**YOUR GOAL**. Can you pull out each line of the data below that includes the word "icon"?

**DATASET EXCERPTS**.

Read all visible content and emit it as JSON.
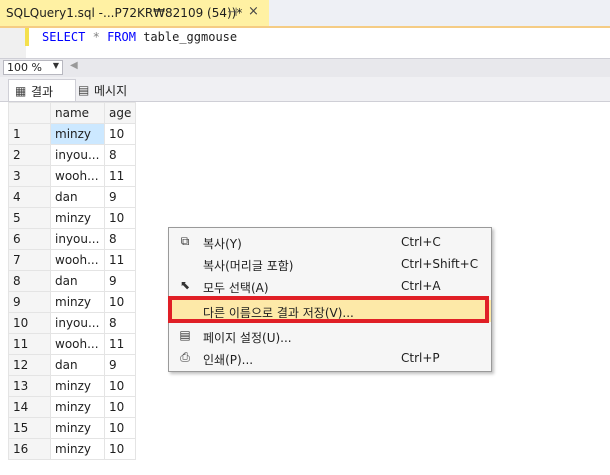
{
  "document_tab": {
    "title": "SQLQuery1.sql -...P72KR₩82109 (54))*",
    "pin_icon": "pin-icon",
    "close_label": "×"
  },
  "editor": {
    "keyword_select": "SELECT",
    "star": "*",
    "keyword_from": "FROM",
    "table": "table_ggmouse"
  },
  "zoom": {
    "value": "100 %"
  },
  "result_tabs": [
    {
      "label": "결과",
      "icon": "grid-icon"
    },
    {
      "label": "메시지",
      "icon": "messages-icon"
    }
  ],
  "grid": {
    "columns": [
      "name",
      "age"
    ],
    "rows": [
      [
        "1",
        "minzy",
        "10"
      ],
      [
        "2",
        "inyou...",
        "8"
      ],
      [
        "3",
        "wooh...",
        "11"
      ],
      [
        "4",
        "dan",
        "9"
      ],
      [
        "5",
        "minzy",
        "10"
      ],
      [
        "6",
        "inyou...",
        "8"
      ],
      [
        "7",
        "wooh...",
        "11"
      ],
      [
        "8",
        "dan",
        "9"
      ],
      [
        "9",
        "minzy",
        "10"
      ],
      [
        "10",
        "inyou...",
        "8"
      ],
      [
        "11",
        "wooh...",
        "11"
      ],
      [
        "12",
        "dan",
        "9"
      ],
      [
        "13",
        "minzy",
        "10"
      ],
      [
        "14",
        "minzy",
        "10"
      ],
      [
        "15",
        "minzy",
        "10"
      ],
      [
        "16",
        "minzy",
        "10"
      ]
    ]
  },
  "context_menu": {
    "items": [
      {
        "label": "복사(Y)",
        "shortcut": "Ctrl+C",
        "icon": "copy-icon"
      },
      {
        "label": "복사(머리글 포함)",
        "shortcut": "Ctrl+Shift+C",
        "icon": ""
      },
      {
        "label": "모두 선택(A)",
        "shortcut": "Ctrl+A",
        "icon": "select-all-icon"
      },
      {
        "label": "다른 이름으로 결과 저장(V)...",
        "shortcut": "",
        "icon": ""
      },
      {
        "label": "페이지 설정(U)...",
        "shortcut": "",
        "icon": "page-setup-icon"
      },
      {
        "label": "인쇄(P)...",
        "shortcut": "Ctrl+P",
        "icon": "print-icon"
      }
    ]
  },
  "colors": {
    "highlight_box": "#e01f26",
    "active_tab": "#fff1a3",
    "selected_cell": "#cce8ff",
    "keyword": "#0000ff"
  }
}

**SOLUTION TO THE EXERCISE**.
    "pin_icon": "pin-icon",
      "icon": "grid-icon"
      "icon": "messages-icon"
        "icon": "copy-icon"
        "icon": ""
        "icon": "select-all-icon"
        "icon": ""
        "icon": "page-setup-icon"
        "icon": "print-icon"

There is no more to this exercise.